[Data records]
>> start
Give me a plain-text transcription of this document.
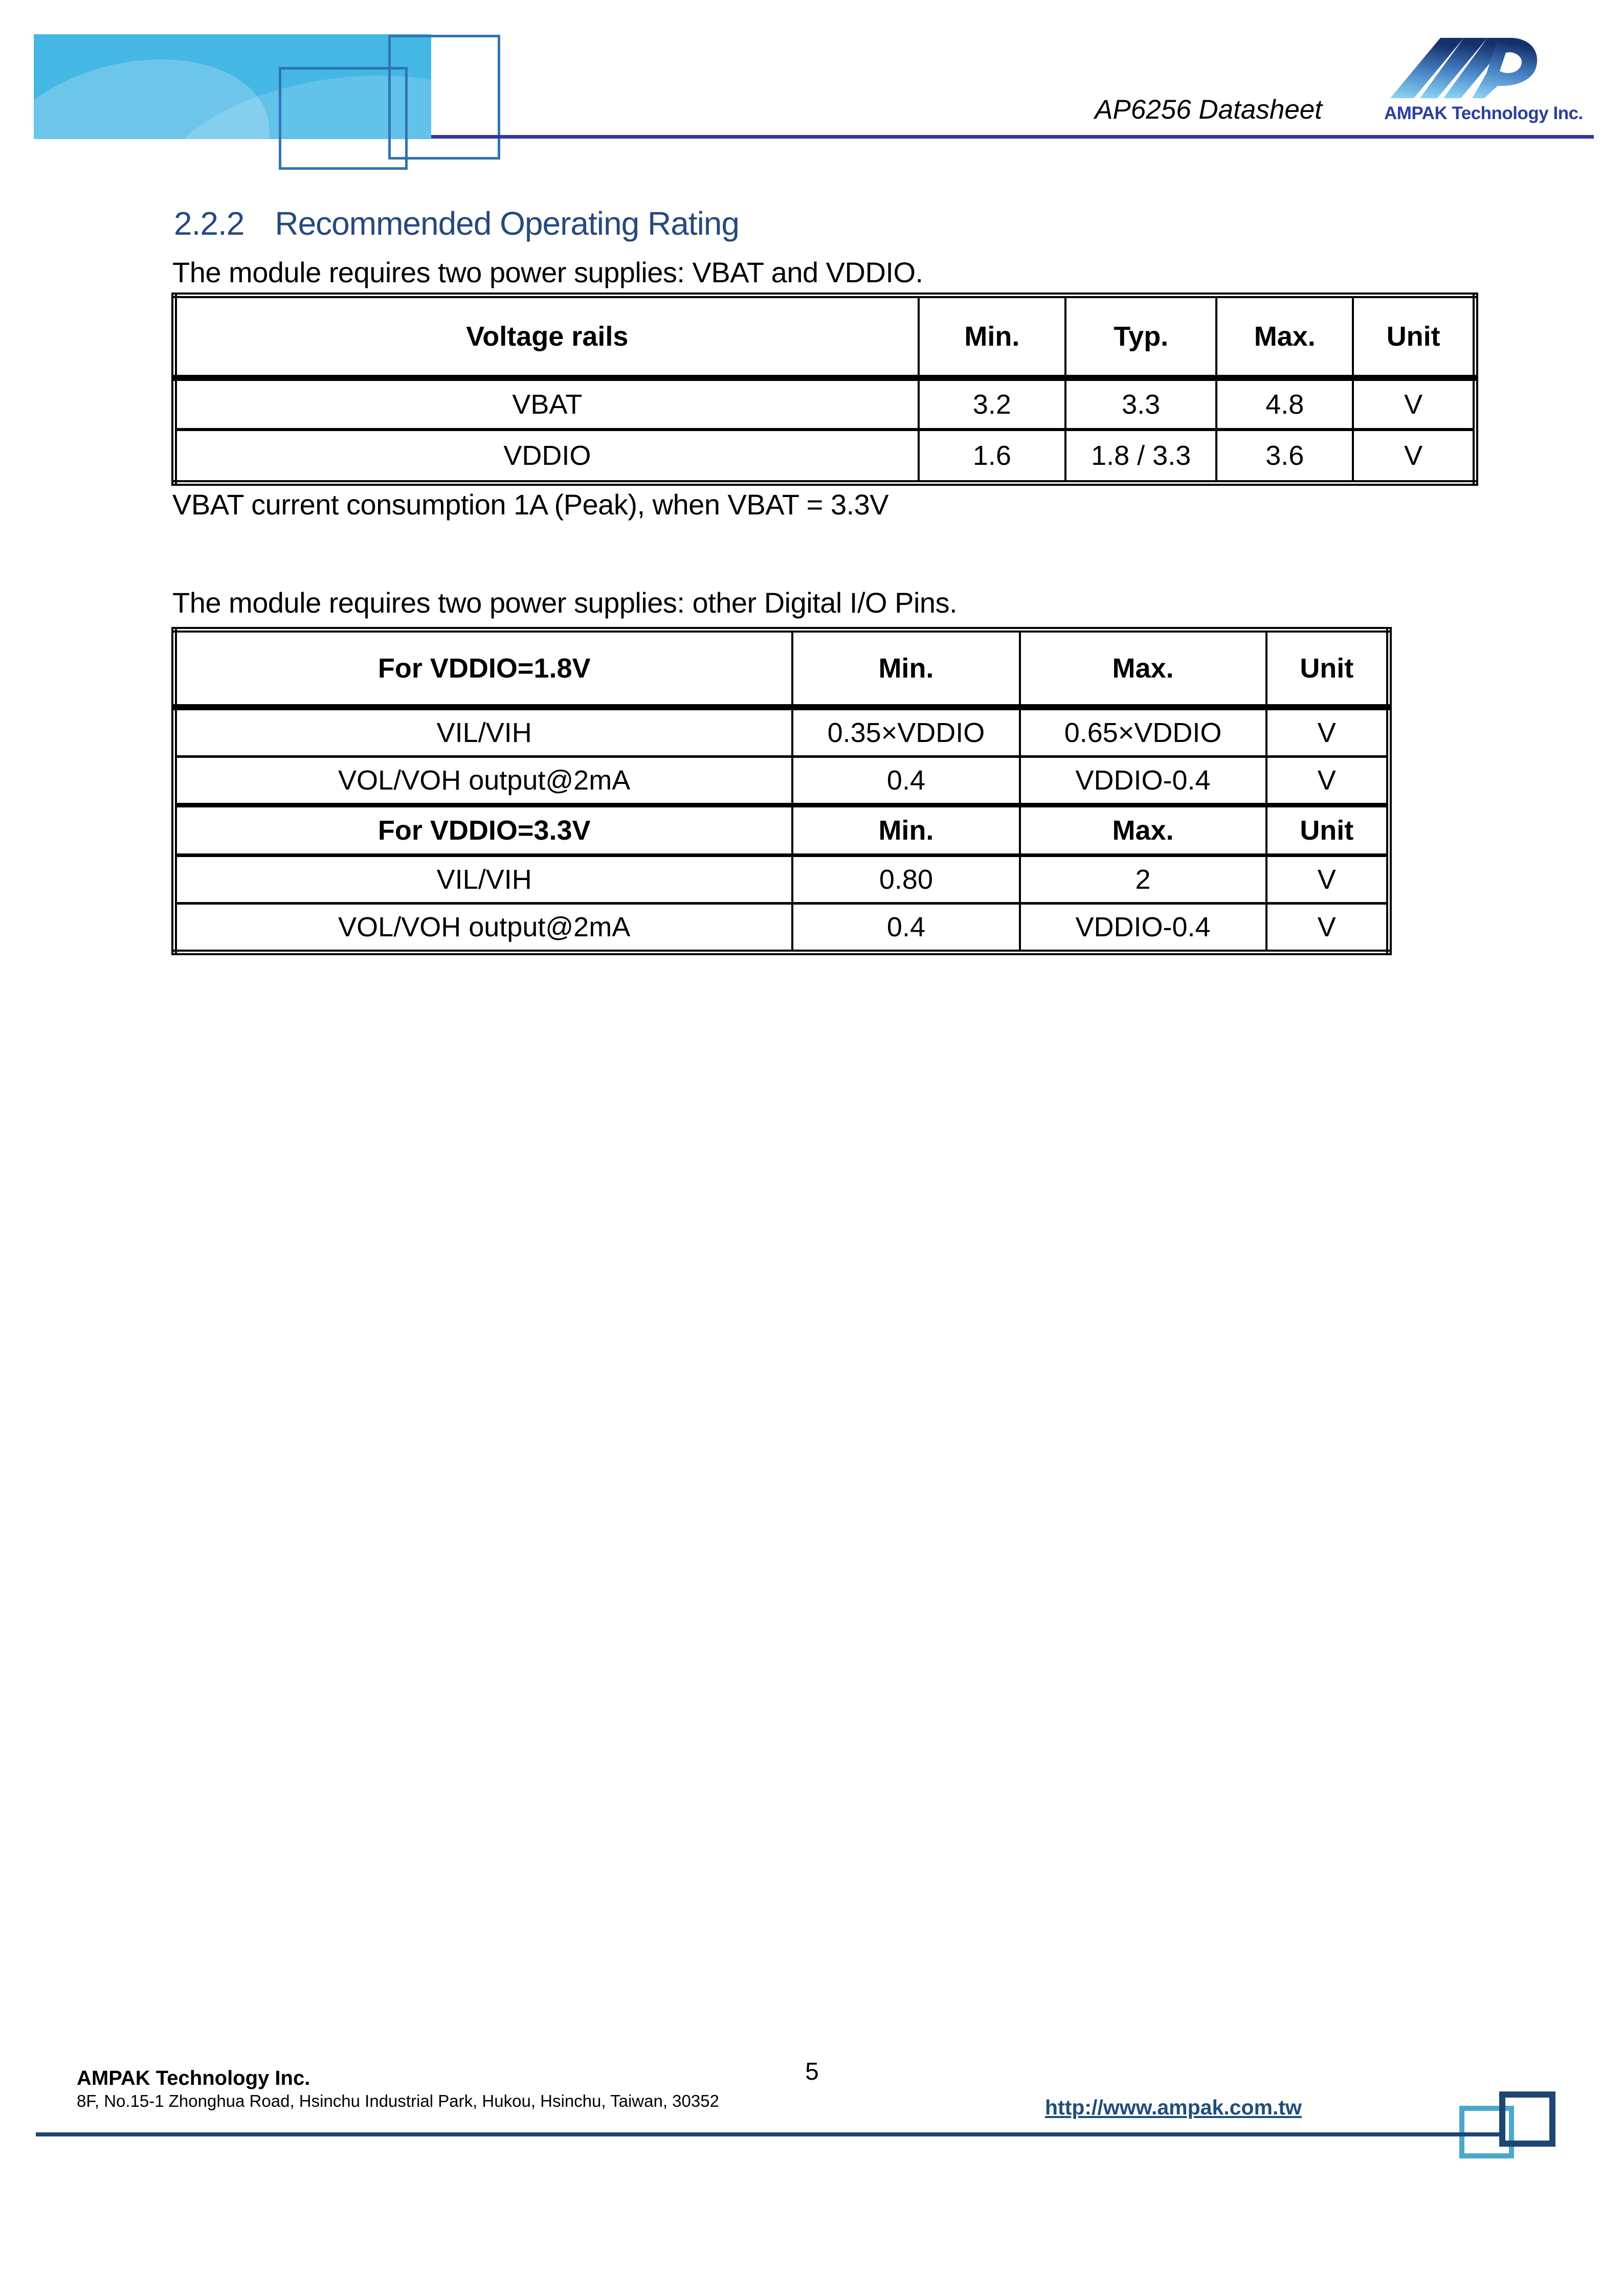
AP6256 Datasheet	AMPAK Technology Inc.
2.2.2 Recommended Operating Rating

The module requires two power supplies: VBAT and VDDIO.

Voltage rails	Min.	Typ.	Max.	Unit
VBAT	3.2	3.3	4.8	V
VDDIO	1.6	1.8 / 3.3	3.6	V

VBAT current consumption 1A (Peak), when VBAT = 3.3V

The module requires two power supplies: other Digital I/O Pins.

For VDDIO=1.8V	Min.	Max.	Unit
VIL/VIH	0.35×VDDIO	0.65×VDDIO	V
VOL/VOH output@2mA	0.4	VDDIO-0.4	V
For VDDIO=3.3V	Min.	Max.	Unit
VIL/VIH	0.80	2	V
VOL/VOH output@2mA	0.4	VDDIO-0.4	V
5
AMPAK Technology Inc.
8F, No.15-1 Zhonghua Road, Hsinchu Industrial Park, Hukou, Hsinchu, Taiwan, 30352	http://www.ampak.com.tw
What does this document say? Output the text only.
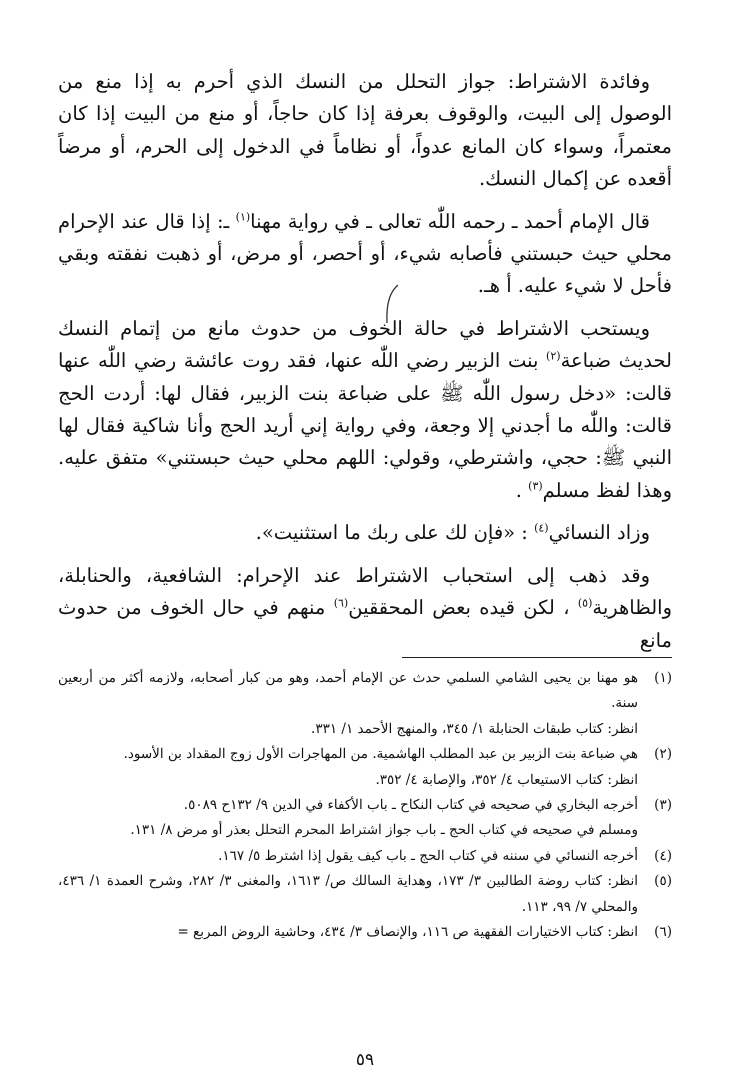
وفائدة الاشتراط: جواز التحلل من النسك الذي أحرم به إذا منع من الوصول إلى البيت، والوقوف بعرفة إذا كان حاجاً، أو منع من البيت إذا كان معتمراً، وسواء كان المانع عدواً، أو نظاماً في الدخول إلى الحرم، أو مرضاً أقعده عن إكمال النسك.

قال الإمام أحمد ـ رحمه اللّٰه تعالى ـ في رواية مهنا$^{(١)}$ ـ: إذا قال عند الإحرام محلي حيث حبستني فأصابه شيء، أو أحصر، أو مرض، أو ذهبت نفقته وبقي فأحل لا شيء عليه. أ هـ.

ويستحب الاشتراط في حالة الخوف من حدوث مانع من إتمام النسك لحديث ضباعة$^{(٢)}$ بنت الزبير رضي اللّٰه عنها، فقد روت عائشة رضي اللّٰه عنها قالت: «دخل رسول اللّٰه ﷺ على ضباعة بنت الزبير، فقال لها: أردت الحج قالت: واللّٰه ما أجدني إلا وجعة، وفي رواية إني أريد الحج وأنا شاكية فقال لها النبي ﷺ: حجي، واشترطي، وقولي: اللهم محلي حيث حبستني» متفق عليه. وهذا لفظ مسلم$^{(٣)}$ .

وزاد النسائي$^{(٤)}$ : «فإن لك على ربك ما استثنيت».

وقد ذهب إلى استحباب الاشتراط عند الإحرام: الشافعية، والحنابلة، والظاهرية$^{(٥)}$ ، لكن قيده بعض المحققين$^{(٦)}$ منهم في حال الخوف من حدوث مانع

(١)
هو مهنا بن يحيى الشامي السلمي حدث عن الإمام أحمد، وهو من كبار أصحابه، ولازمه أكثر من أربعين سنة.
انظر: كتاب طبقات الحنابلة ١/ ٣٤٥، والمنهج الأحمد ١/ ٣٣١.
(٢)
هي ضباعة بنت الزبير بن عبد المطلب الهاشمية. من المهاجرات الأول زوج المقداد بن الأسود.
انظر: كتاب الاستيعاب ٤/ ٣٥٢، والإصابة ٤/ ٣٥٢.
(٣)
أخرجه البخاري في صحيحه في كتاب النكاح ـ باب الأكفاء في الدين ٩/ ١٣٢ح ٥٠٨٩.
ومسلم في صحيحه في كتاب الحج ـ باب جواز اشتراط المحرم التحلل بعذر أو مرض ٨/ ١٣١.
(٤)
أخرجه النسائي في سننه في كتاب الحج ـ باب كيف يقول إذا اشترط ٥/ ١٦٧.
(٥)
انظر: كتاب روضة الطالبين ٣/ ١٧٣، وهداية السالك ص/ ١٦١٣، والمغنى ٣/ ٢٨٢، وشرح العمدة ١/ ٤٣٦، والمحلي ٧/ ٩٩، ١١٣.
(٦)
انظر: كتاب الاختيارات الفقهية ص ١١٦، والإنصاف ٣/ ٤٣٤، وحاشية الروض المربع =
٥٩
>> end
### Instructions to follow:
Copy out each line word for word, please, skipping the images.

### Worked solution:
Give me a plain-text transcription of this document.
AP6256 Datasheet	AMPAK Technology Inc.
2.2.2 Recommended Operating Rating

The module requires two power supplies: VBAT and VDDIO.

Voltage rails	Min.	Typ.	Max.	Unit
VBAT	3.2	3.3	4.8	V
VDDIO	1.6	1.8 / 3.3	3.6	V

VBAT current consumption 1A (Peak), when VBAT = 3.3V

The module requires two power supplies: other Digital I/O Pins.

For VDDIO=1.8V	Min.	Max.	Unit
VIL/VIH	0.35×VDDIO	0.65×VDDIO	V
VOL/VOH output@2mA	0.4	VDDIO-0.4	V
For VDDIO=3.3V	Min.	Max.	Unit
VIL/VIH	0.80	2	V
VOL/VOH output@2mA	0.4	VDDIO-0.4	V
5
AMPAK Technology Inc.
8F, No.15-1 Zhonghua Road, Hsinchu Industrial Park, Hukou, Hsinchu, Taiwan, 30352	http://www.ampak.com.tw
What does this document say? Output the text only.
وفائدة الاشتراط: جواز التحلل من النسك الذي أحرم به إذا منع من الوصول إلى البيت، والوقوف بعرفة إذا كان حاجاً، أو منع من البيت إذا كان معتمراً، وسواء كان المانع عدواً، أو نظاماً في الدخول إلى الحرم، أو مرضاً أقعده عن إكمال النسك.

قال الإمام أحمد ـ رحمه اللّٰه تعالى ـ في رواية مهنا$^{(١)}$ ـ: إذا قال عند الإحرام محلي حيث حبستني فأصابه شيء، أو أحصر، أو مرض، أو ذهبت نفقته وبقي فأحل لا شيء عليه. أ هـ.

ويستحب الاشتراط في حالة الخوف من حدوث مانع من إتمام النسك لحديث ضباعة$^{(٢)}$ بنت الزبير رضي اللّٰه عنها، فقد روت عائشة رضي اللّٰه عنها قالت: «دخل رسول اللّٰه ﷺ على ضباعة بنت الزبير، فقال لها: أردت الحج قالت: واللّٰه ما أجدني إلا وجعة، وفي رواية إني أريد الحج وأنا شاكية فقال لها النبي ﷺ: حجي، واشترطي، وقولي: اللهم محلي حيث حبستني» متفق عليه. وهذا لفظ مسلم$^{(٣)}$ .

وزاد النسائي$^{(٤)}$ : «فإن لك على ربك ما استثنيت».

وقد ذهب إلى استحباب الاشتراط عند الإحرام: الشافعية، والحنابلة، والظاهرية$^{(٥)}$ ، لكن قيده بعض المحققين$^{(٦)}$ منهم في حال الخوف من حدوث مانع

(١)
هو مهنا بن يحيى الشامي السلمي حدث عن الإمام أحمد، وهو من كبار أصحابه، ولازمه أكثر من أربعين سنة.
انظر: كتاب طبقات الحنابلة ١/ ٣٤٥، والمنهج الأحمد ١/ ٣٣١.
(٢)
هي ضباعة بنت الزبير بن عبد المطلب الهاشمية. من المهاجرات الأول زوج المقداد بن الأسود.
انظر: كتاب الاستيعاب ٤/ ٣٥٢، والإصابة ٤/ ٣٥٢.
(٣)
أخرجه البخاري في صحيحه في كتاب النكاح ـ باب الأكفاء في الدين ٩/ ١٣٢ح ٥٠٨٩.
ومسلم في صحيحه في كتاب الحج ـ باب جواز اشتراط المحرم التحلل بعذر أو مرض ٨/ ١٣١.
(٤)
أخرجه النسائي في سننه في كتاب الحج ـ باب كيف يقول إذا اشترط ٥/ ١٦٧.
(٥)
انظر: كتاب روضة الطالبين ٣/ ١٧٣، وهداية السالك ص/ ١٦١٣، والمغنى ٣/ ٢٨٢، وشرح العمدة ١/ ٤٣٦، والمحلي ٧/ ٩٩، ١١٣.
(٦)
انظر: كتاب الاختيارات الفقهية ص ١١٦، والإنصاف ٣/ ٤٣٤، وحاشية الروض المربع =
٥٩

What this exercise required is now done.